### Request:
Check each line of the material below, and copy it if it holds the string "расстояние".

### Data for processing:
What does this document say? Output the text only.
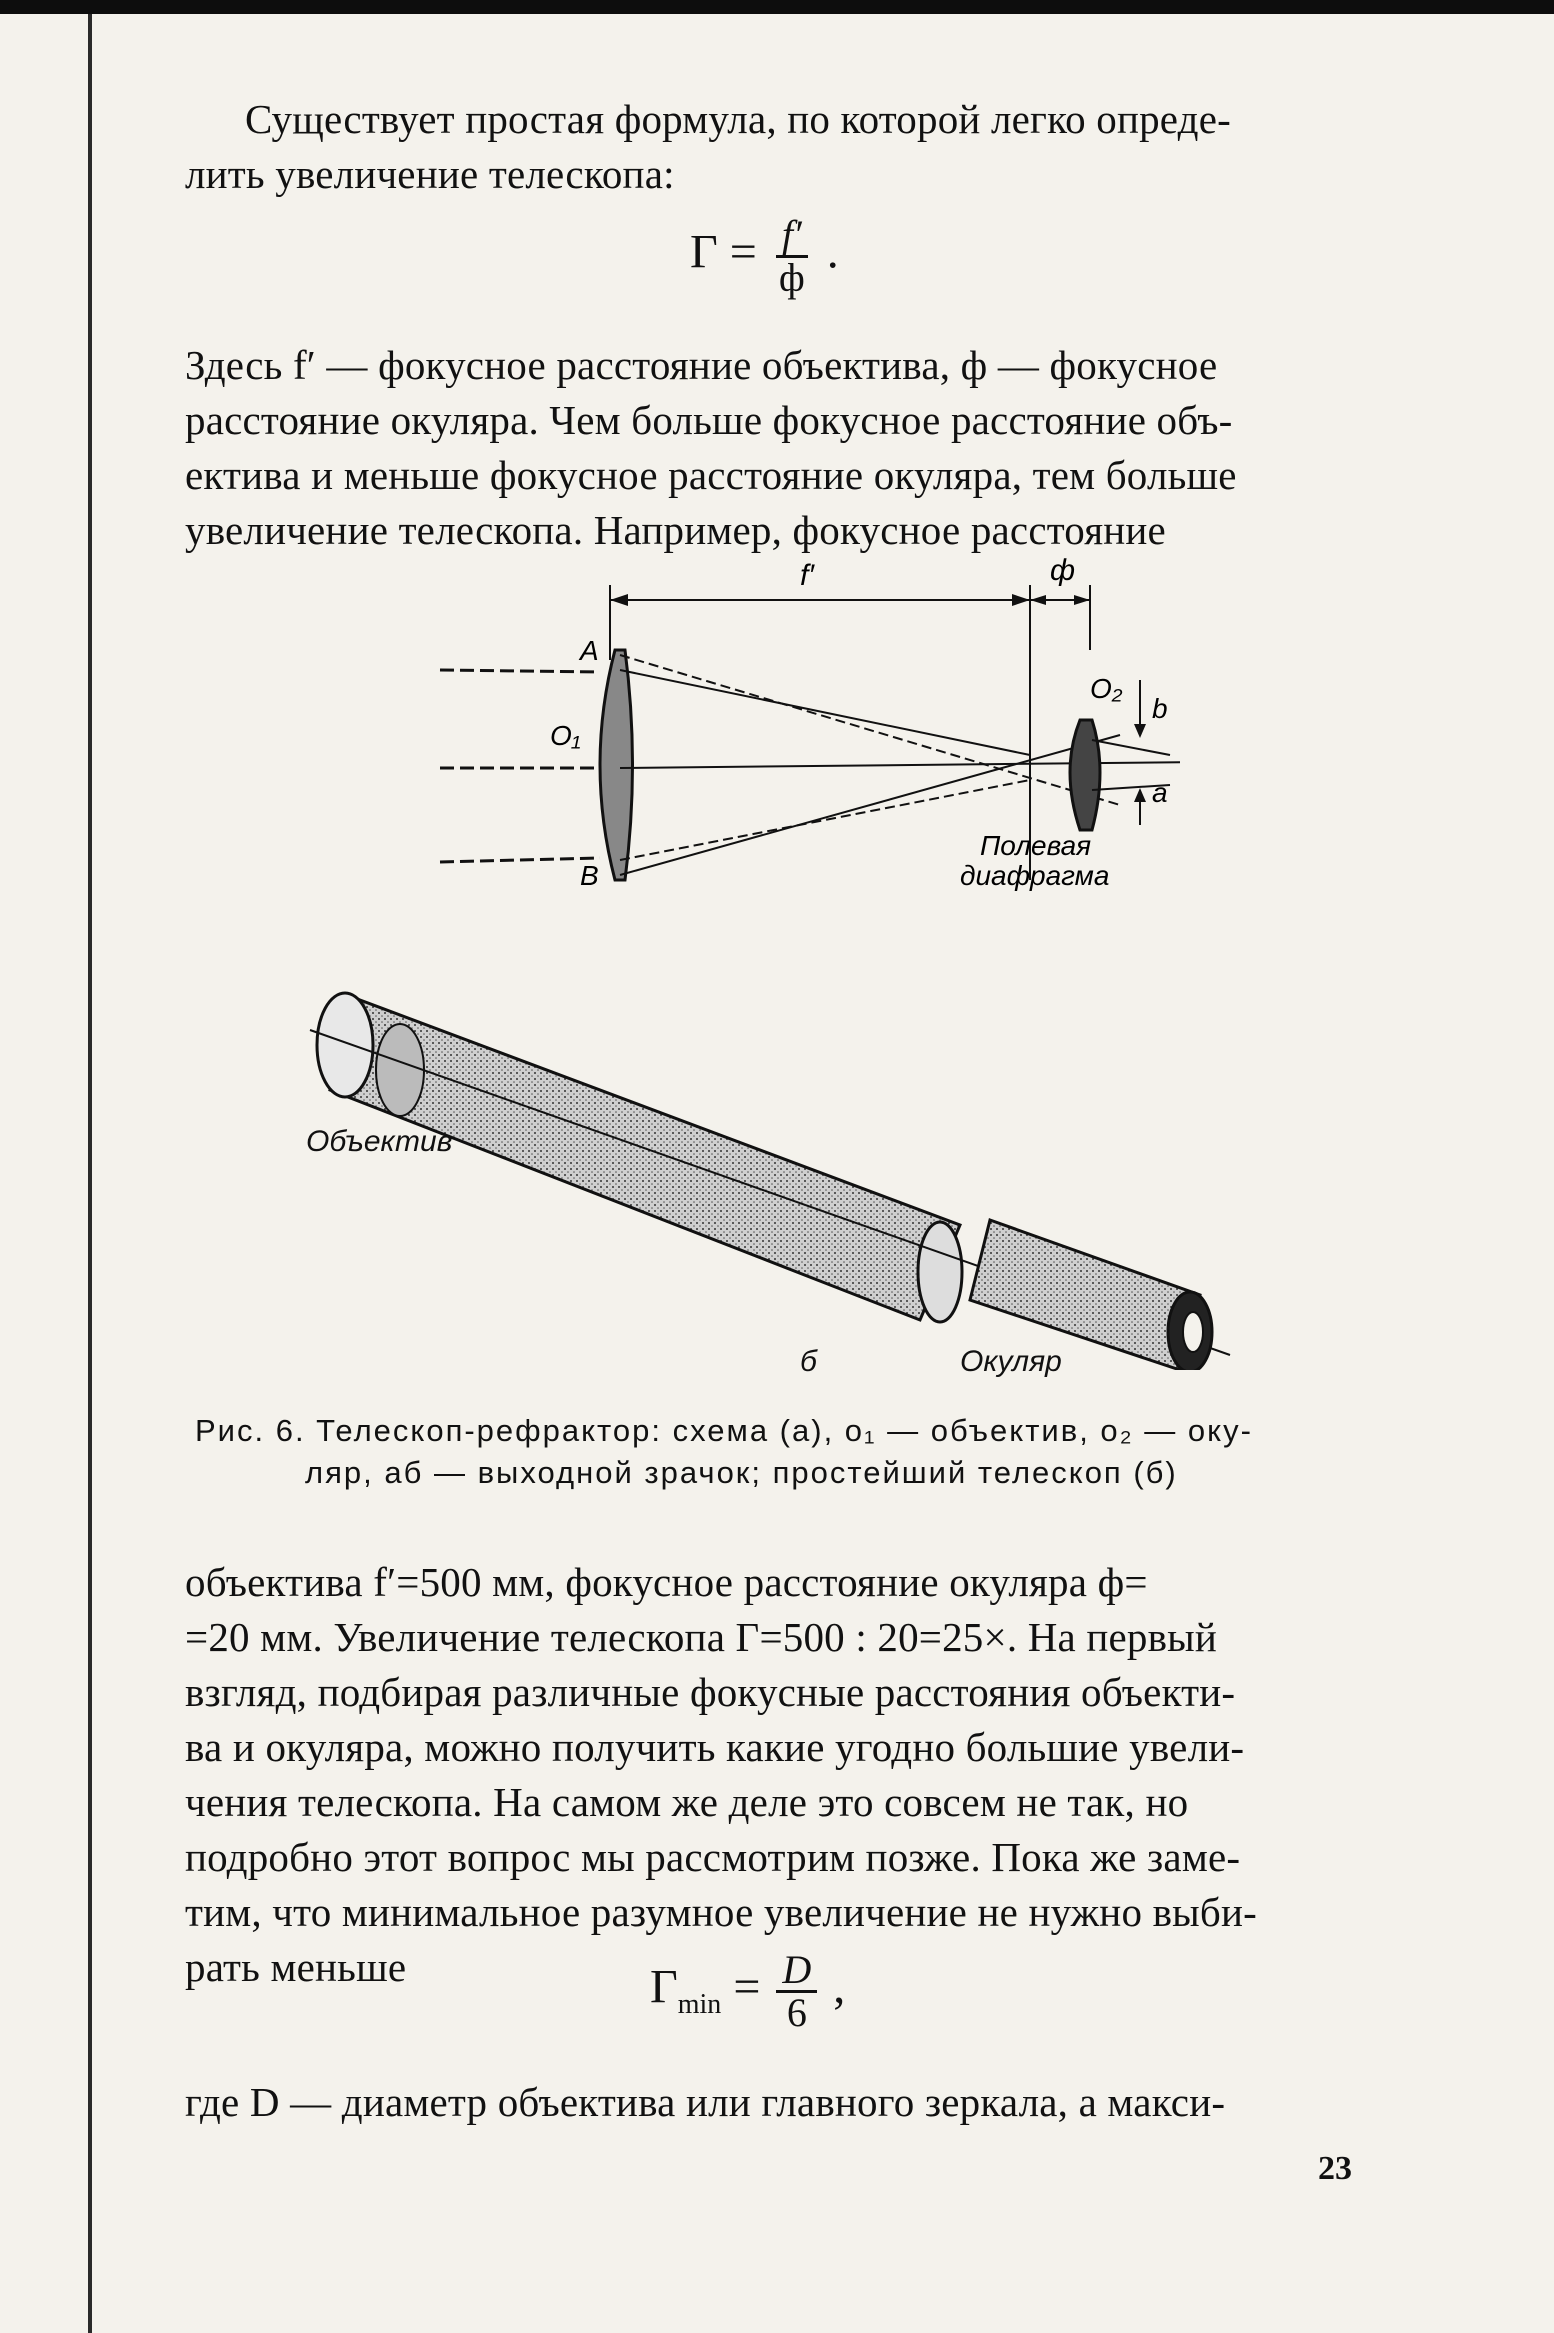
Существует простая формула, по которой легко опреде-

лить увеличение телескопа:

$Г = \frac{f'}{ф}$ .

Здесь f′ — фокусное расстояние объектива, ф — фокусное

расстояние окуляра. Чем больше фокусное расстояние объ-

ектива и меньше фокусное расстояние окуляра, тем больше

увеличение телескопа. Например, фокусное расстояние

f′	ф
A
B
O₁
O₂
b
a
Полевая
диафрагма
Объектив
Окуляр
б
Рис. 6. Телескоп-рефрактор: схема (а), о₁ — объектив, о₂ — оку-
ляр, аб — выходной зрачок; простейший телескоп (б)

объектива f′=500 мм, фокусное расстояние окуляра ф=

=20 мм. Увеличение телескопа Г=500 : 20=25×. На первый

взгляд, подбирая различные фокусные расстояния объекти-

ва и окуляра, можно получить какие угодно большие увели-

чения телескопа. На самом же деле это совсем не так, но

подробно этот вопрос мы рассмотрим позже. Пока же заме-

тим, что минимальное разумное увеличение не нужно выби-

рать меньше	$Г_{min} = \frac{D}{6}$ ,

где D — диаметр объектива или главного зеркала, а макси-

23
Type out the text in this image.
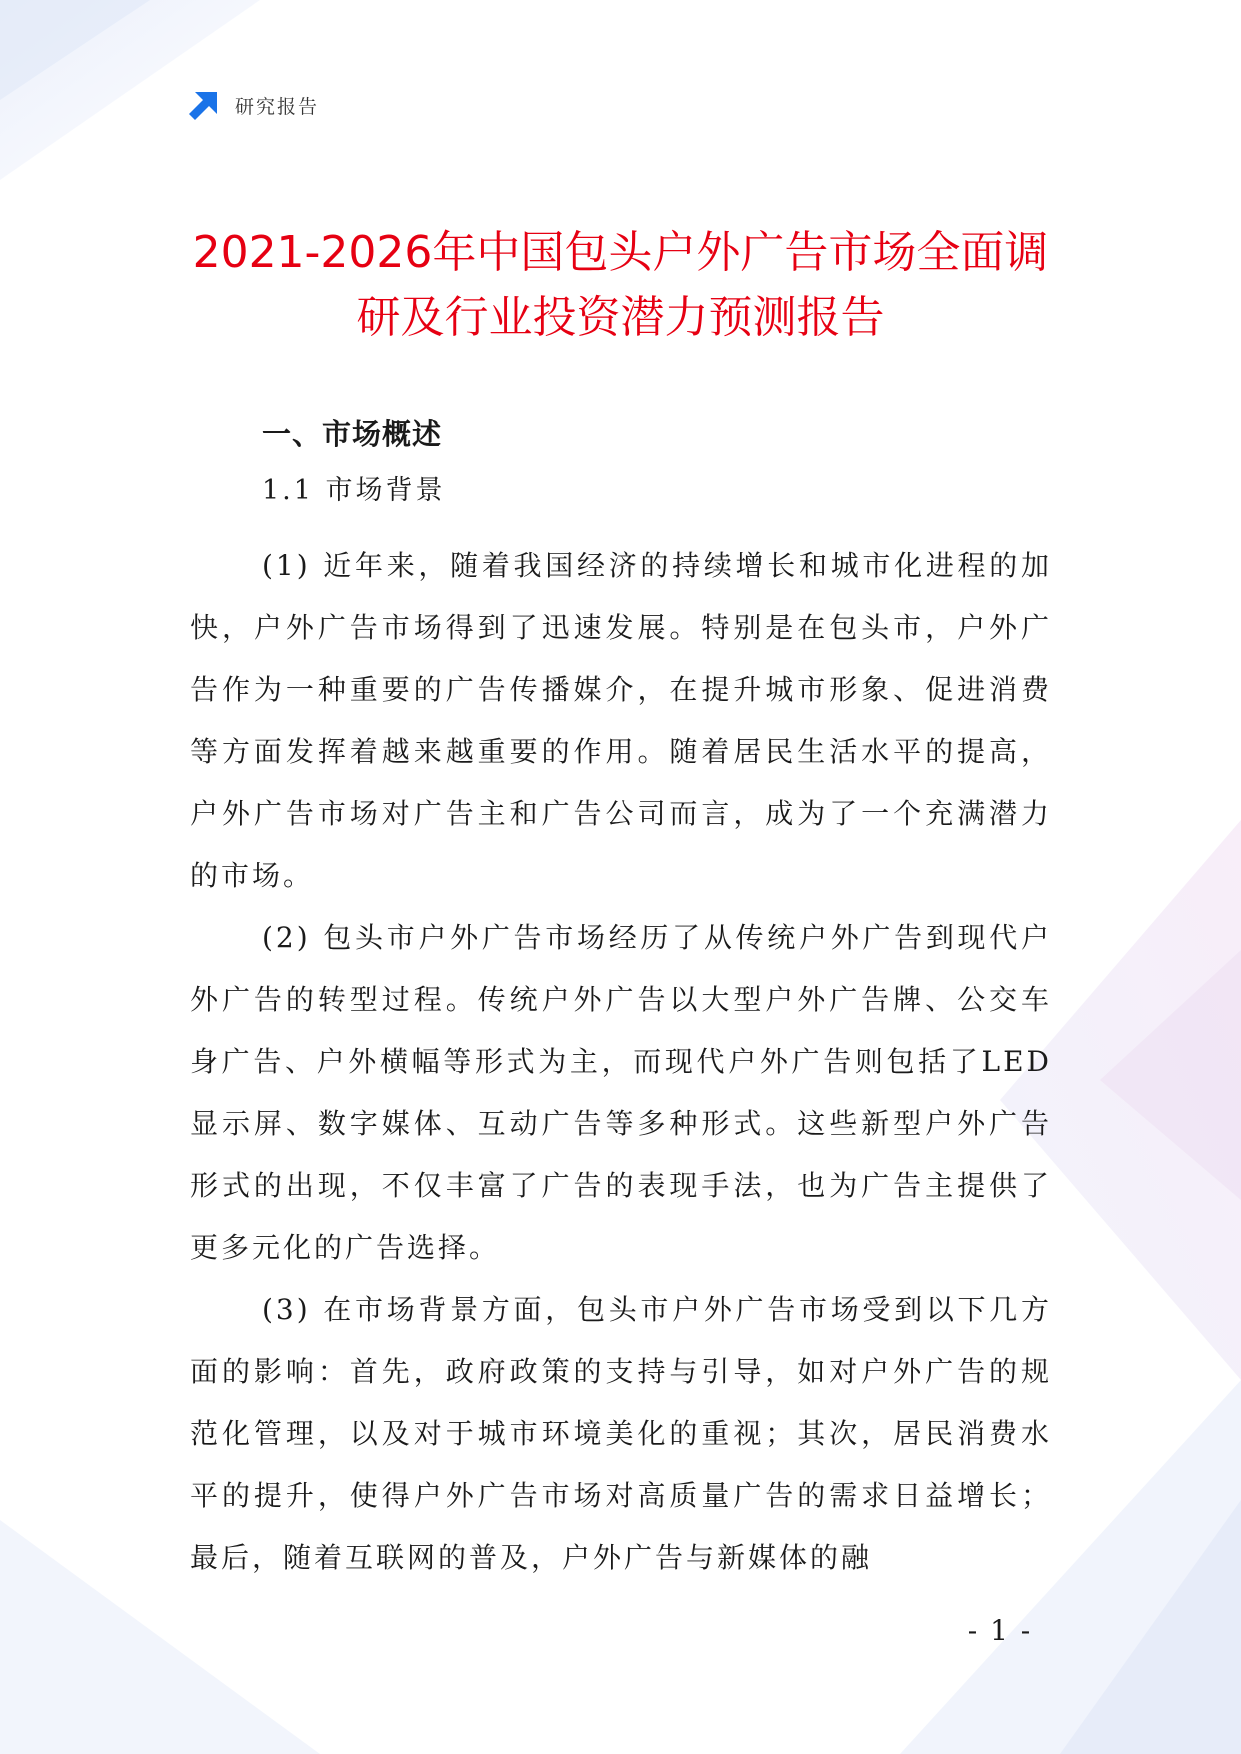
研究报告
2021-2026年中国包头户外广告市场全面调
研及行业投资潜力预测报告
一、市场概述
1.1 市场背景

(1) 近年来，随着我国经济的持续增长和城市化进程的加快，户外广告市场得到了迅速发展。特别是在包头市，户外广告作为一种重要的广告传播媒介，在提升城市形象、促进消费等方面发挥着越来越重要的作用。随着居民生活水平的提高，户外广告市场对广告主和广告公司而言，成为了一个充满潜力的市场。

(2) 包头市户外广告市场经历了从传统户外广告到现代户外广告的转型过程。传统户外广告以大型户外广告牌、公交车身广告、户外横幅等形式为主，而现代户外广告则包括了LED显示屏、数字媒体、互动广告等多种形式。这些新型户外广告形式的出现，不仅丰富了广告的表现手法，也为广告主提供了更多元化的广告选择。

(3) 在市场背景方面，包头市户外广告市场受到以下几方面的影响：首先，政府政策的支持与引导，如对户外广告的规范化管理，以及对于城市环境美化的重视；其次，居民消费水平的提升，使得户外广告市场对高质量广告的需求日益增长；最后，随着互联网的普及，户外广告与新媒体的融

- 1 -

### Solved exercise:
Здесь f′ — фокусное расстояние объектива, ф — фокусное
расстояние окуляра. Чем больше фокусное расстояние объ-
ектива и меньше фокусное расстояние окуляра, тем больше
увеличение телескопа. Например, фокусное расстояние
объектива f′=500 мм, фокусное расстояние окуляра ф=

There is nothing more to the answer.